• **RECORDS SHOWN**
+-------+

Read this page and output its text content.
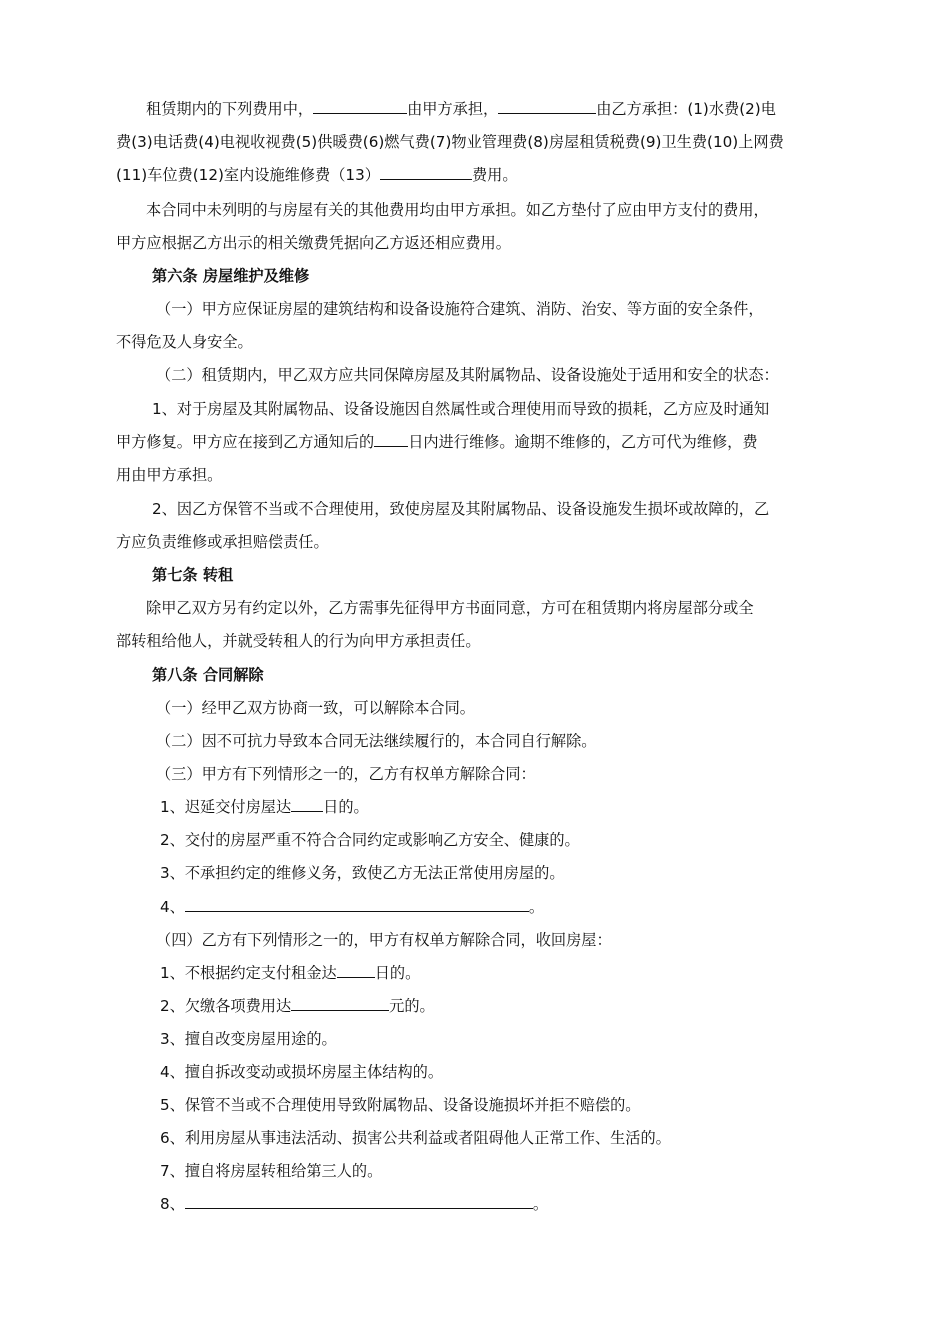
租赁期内的下列费用中，	由甲方承担，	由乙方承担：(1)水费(2)电
费(3)电话费(4)电视收视费(5)供暖费(6)燃气费(7)物业管理费(8)房屋租赁税费(9)卫生费(10)上网费
(11)车位费(12)室内设施维修费（13）	费用。
本合同中未列明的与房屋有关的其他费用均由甲方承担。如乙方垫付了应由甲方支付的费用，
甲方应根据乙方出示的相关缴费凭据向乙方返还相应费用。
第六条 房屋维护及维修
（一）甲方应保证房屋的建筑结构和设备设施符合建筑、消防、治安、等方面的安全条件，
不得危及人身安全。
（二）租赁期内，甲乙双方应共同保障房屋及其附属物品、设备设施处于适用和安全的状态：
1、对于房屋及其附属物品、设备设施因自然属性或合理使用而导致的损耗，乙方应及时通知
甲方修复。甲方应在接到乙方通知后的 日内进行维修。逾期不维修的，乙方可代为维修，费
用由甲方承担。
2、因乙方保管不当或不合理使用，致使房屋及其附属物品、设备设施发生损坏或故障的，乙
方应负责维修或承担赔偿责任。
第七条 转租
除甲乙双方另有约定以外，乙方需事先征得甲方书面同意，方可在租赁期内将房屋部分或全
部转租给他人，并就受转租人的行为向甲方承担责任。
第八条 合同解除
（一）经甲乙双方协商一致，可以解除本合同。
（二）因不可抗力导致本合同无法继续履行的，本合同自行解除。
（三）甲方有下列情形之一的，乙方有权单方解除合同：
1、迟延交付房屋达 日的。
2、交付的房屋严重不符合合同约定或影响乙方安全、健康的。
3、不承担约定的维修义务，致使乙方无法正常使用房屋的。
4、	。
（四）乙方有下列情形之一的，甲方有权单方解除合同，收回房屋：
1、不根据约定支付租金达	日的。
2、欠缴各项费用达	元的。
3、擅自改变房屋用途的。
4、擅自拆改变动或损坏房屋主体结构的。
5、保管不当或不合理使用导致附属物品、设备设施损坏并拒不赔偿的。
6、利用房屋从事违法活动、损害公共利益或者阻碍他人正常工作、生活的。
7、擅自将房屋转租给第三人的。
8、	。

+-------+

• **EXERCISE DESCRIPTION**
Reproduce every entry exactly, but omit each picture.

• **ANSWER TO THIS EXERCISE**
Read this page and output its text content.
租赁期内的下列费用中，	由甲方承担，	由乙方承担：(1)水费(2)电
费(3)电话费(4)电视收视费(5)供暖费(6)燃气费(7)物业管理费(8)房屋租赁税费(9)卫生费(10)上网费
(11)车位费(12)室内设施维修费（13）	费用。
本合同中未列明的与房屋有关的其他费用均由甲方承担。如乙方垫付了应由甲方支付的费用，
甲方应根据乙方出示的相关缴费凭据向乙方返还相应费用。
第六条 房屋维护及维修
（一）甲方应保证房屋的建筑结构和设备设施符合建筑、消防、治安、等方面的安全条件，
不得危及人身安全。
（二）租赁期内，甲乙双方应共同保障房屋及其附属物品、设备设施处于适用和安全的状态：
1、对于房屋及其附属物品、设备设施因自然属性或合理使用而导致的损耗，乙方应及时通知
甲方修复。甲方应在接到乙方通知后的 日内进行维修。逾期不维修的，乙方可代为维修，费
用由甲方承担。
2、因乙方保管不当或不合理使用，致使房屋及其附属物品、设备设施发生损坏或故障的，乙
方应负责维修或承担赔偿责任。
第七条 转租
除甲乙双方另有约定以外，乙方需事先征得甲方书面同意，方可在租赁期内将房屋部分或全
部转租给他人，并就受转租人的行为向甲方承担责任。
第八条 合同解除
（一）经甲乙双方协商一致，可以解除本合同。
（二）因不可抗力导致本合同无法继续履行的，本合同自行解除。
（三）甲方有下列情形之一的，乙方有权单方解除合同：
1、迟延交付房屋达 日的。
2、交付的房屋严重不符合合同约定或影响乙方安全、健康的。
3、不承担约定的维修义务，致使乙方无法正常使用房屋的。
4、	。
（四）乙方有下列情形之一的，甲方有权单方解除合同，收回房屋：
1、不根据约定支付租金达	日的。
2、欠缴各项费用达	元的。
3、擅自改变房屋用途的。
4、擅自拆改变动或损坏房屋主体结构的。
5、保管不当或不合理使用导致附属物品、设备设施损坏并拒不赔偿的。
6、利用房屋从事违法活动、损害公共利益或者阻碍他人正常工作、生活的。
7、擅自将房屋转租给第三人的。
8、	。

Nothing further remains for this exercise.